EXERCISE 1 => According to the description of the painting Brownacre, what medium is the work made in?
EXERCISE 2 => Carry on the description of the painting Brownacre from its last sentence, in the same style.

::: EXTRACT PROVIDED :::

Brownacre (1992) oil on board

frame: 1000 x 1260 x 35 mm signed bottom left

Optimistic and celebratory, filled with light, delivered with an elevated lookout point and horizon line, “Toss Woollaston’s great modernist landscapes” with their considerable painterly gesture, fluency of brushstroke and noticeably warm palette changed “the way New Zealanders saw art, their country and themselves.” 1

His palette “with its earth colours applied with more turps and less oil than usual, giving… his characteristic flat finish” 2 was how Woollaston ‘harvested’ and expressed “the rich emotions that have come to me from the landscape.” 3 The “colours I see as assimilating it to the imagination… coalesce invisibly in my sensations… “ 4 Woollaston believed artists should concentrate on the spiritual dimension.

Woollaston – like McCahon – is acknowledged as a defining figure of New Zealand art and a pioneer of modernism. Brownacre (1992) is a major work: it is an outstandingly tangible and sensuous painting, evidencing liberated rhythms as well as being a painted floating world.

::: DATA SECTION :::

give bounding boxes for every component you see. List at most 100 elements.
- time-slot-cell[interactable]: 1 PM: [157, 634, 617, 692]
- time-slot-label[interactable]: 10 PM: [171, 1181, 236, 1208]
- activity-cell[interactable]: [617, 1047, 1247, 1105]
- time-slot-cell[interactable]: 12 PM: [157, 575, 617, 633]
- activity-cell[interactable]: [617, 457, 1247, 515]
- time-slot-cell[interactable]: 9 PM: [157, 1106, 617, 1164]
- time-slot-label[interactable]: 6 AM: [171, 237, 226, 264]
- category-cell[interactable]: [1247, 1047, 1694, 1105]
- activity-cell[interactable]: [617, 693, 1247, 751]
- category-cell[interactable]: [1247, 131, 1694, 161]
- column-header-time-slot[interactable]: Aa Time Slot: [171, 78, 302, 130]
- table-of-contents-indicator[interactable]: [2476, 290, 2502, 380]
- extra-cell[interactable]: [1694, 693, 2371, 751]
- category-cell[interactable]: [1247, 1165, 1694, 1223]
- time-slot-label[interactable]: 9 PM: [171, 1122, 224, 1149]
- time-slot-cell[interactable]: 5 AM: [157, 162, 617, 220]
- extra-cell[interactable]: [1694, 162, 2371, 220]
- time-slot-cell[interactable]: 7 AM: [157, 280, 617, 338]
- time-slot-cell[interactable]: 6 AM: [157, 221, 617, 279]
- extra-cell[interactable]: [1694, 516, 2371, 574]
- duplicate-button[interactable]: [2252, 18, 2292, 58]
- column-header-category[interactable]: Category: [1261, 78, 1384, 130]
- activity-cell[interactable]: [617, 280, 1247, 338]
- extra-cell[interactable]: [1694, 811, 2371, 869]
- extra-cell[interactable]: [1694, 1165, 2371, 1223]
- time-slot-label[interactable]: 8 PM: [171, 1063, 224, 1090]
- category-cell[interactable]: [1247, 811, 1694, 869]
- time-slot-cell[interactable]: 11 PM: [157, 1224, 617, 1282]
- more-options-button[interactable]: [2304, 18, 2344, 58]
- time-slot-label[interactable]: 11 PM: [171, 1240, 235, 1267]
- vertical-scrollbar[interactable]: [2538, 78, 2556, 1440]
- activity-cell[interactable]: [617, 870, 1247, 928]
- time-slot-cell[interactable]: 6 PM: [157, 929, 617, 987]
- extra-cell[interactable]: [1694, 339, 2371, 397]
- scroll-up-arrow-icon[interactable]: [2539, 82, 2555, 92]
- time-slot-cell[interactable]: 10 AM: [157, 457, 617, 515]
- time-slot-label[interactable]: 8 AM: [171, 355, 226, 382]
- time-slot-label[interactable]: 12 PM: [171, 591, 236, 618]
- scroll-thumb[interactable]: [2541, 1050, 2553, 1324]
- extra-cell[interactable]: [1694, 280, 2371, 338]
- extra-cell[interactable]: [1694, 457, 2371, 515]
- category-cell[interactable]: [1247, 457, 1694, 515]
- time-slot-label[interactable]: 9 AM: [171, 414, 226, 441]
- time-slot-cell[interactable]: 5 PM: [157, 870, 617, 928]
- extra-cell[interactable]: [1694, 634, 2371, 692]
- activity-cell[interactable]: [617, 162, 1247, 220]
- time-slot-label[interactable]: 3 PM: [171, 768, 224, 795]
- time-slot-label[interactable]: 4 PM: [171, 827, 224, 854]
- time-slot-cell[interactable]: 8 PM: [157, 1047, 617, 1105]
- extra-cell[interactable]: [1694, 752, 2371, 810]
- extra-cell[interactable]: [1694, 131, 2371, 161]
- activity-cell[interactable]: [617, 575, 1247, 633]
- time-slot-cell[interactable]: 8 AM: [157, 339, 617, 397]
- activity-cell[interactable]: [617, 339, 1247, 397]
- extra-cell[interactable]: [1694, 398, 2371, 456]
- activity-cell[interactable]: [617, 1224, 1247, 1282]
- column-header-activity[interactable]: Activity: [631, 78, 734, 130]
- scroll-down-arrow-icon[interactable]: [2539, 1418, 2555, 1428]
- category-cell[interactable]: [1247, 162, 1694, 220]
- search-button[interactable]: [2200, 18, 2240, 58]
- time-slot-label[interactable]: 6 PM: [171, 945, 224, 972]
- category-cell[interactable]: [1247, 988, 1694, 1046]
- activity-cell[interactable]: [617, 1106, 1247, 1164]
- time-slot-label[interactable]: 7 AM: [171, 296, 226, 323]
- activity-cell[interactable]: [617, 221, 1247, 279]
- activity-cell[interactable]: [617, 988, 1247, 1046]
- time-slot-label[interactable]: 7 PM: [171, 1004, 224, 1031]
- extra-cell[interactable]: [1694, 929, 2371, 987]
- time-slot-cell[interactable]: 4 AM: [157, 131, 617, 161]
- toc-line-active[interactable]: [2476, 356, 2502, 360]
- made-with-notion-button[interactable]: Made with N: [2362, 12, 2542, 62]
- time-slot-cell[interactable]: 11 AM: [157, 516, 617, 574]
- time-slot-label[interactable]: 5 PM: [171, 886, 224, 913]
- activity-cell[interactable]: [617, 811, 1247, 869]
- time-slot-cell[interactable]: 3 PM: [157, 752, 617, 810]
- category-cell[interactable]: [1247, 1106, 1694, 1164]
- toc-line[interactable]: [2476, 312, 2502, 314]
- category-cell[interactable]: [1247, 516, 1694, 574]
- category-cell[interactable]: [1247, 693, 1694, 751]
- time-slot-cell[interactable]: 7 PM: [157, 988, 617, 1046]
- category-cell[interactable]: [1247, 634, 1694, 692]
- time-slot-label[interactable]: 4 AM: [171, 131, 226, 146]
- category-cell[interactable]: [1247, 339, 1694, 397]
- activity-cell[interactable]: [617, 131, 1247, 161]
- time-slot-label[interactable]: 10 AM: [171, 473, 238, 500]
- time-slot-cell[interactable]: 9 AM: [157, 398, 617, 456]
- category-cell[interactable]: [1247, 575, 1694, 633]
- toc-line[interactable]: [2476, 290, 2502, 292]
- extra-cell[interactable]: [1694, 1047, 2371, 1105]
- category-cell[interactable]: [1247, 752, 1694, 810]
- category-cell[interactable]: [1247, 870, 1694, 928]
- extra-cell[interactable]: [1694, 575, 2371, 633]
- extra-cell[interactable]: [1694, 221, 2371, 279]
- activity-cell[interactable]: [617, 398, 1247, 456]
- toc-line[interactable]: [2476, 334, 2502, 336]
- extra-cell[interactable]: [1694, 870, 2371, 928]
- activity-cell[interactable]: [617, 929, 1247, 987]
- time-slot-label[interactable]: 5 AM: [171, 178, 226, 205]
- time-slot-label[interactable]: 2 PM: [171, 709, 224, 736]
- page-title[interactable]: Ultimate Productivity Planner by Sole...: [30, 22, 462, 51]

:::

YOUR RESPONSE 1 => Oil on board.

YOUR RESPONSE 2 =>
Brownacre (official name Mt Campbell, 1330 m high) is located at the northern end of the Mt Arthur Range, Tasman. “It is a prominent element in the mountain backdrop to Motueka and Riwaka. When Toss came to Riwaka to pick apples as an 18year old in 1928 it was colloquially known as Brownacre, from the prominent patch of brownish tussock visible above the bushline. He always used this name, and when he returned to Riwaka to live in the late 1960s it became one of his favourite landscape subjects.” 5

1 Jill Trevelyan (ed), Toss Woollaston: A Life in Letters, Te Papa Press, 2004.

2 John Summers, quoted in Francis Pound, The Invention of New Zealand: Art and National Identity, 1930-1970, Auckland University Press, 2009 p. 120.

3 Toss Woollaston, The Far Away Hills: A Meditation on New Zealand Landscape, November 1960, Auckland Art Gallery Associates, 1962, p. 4.

4 Ibid p. 44.

5 Philip Woollaston, email correspondence with Stephen Higginson, 10 July 2023.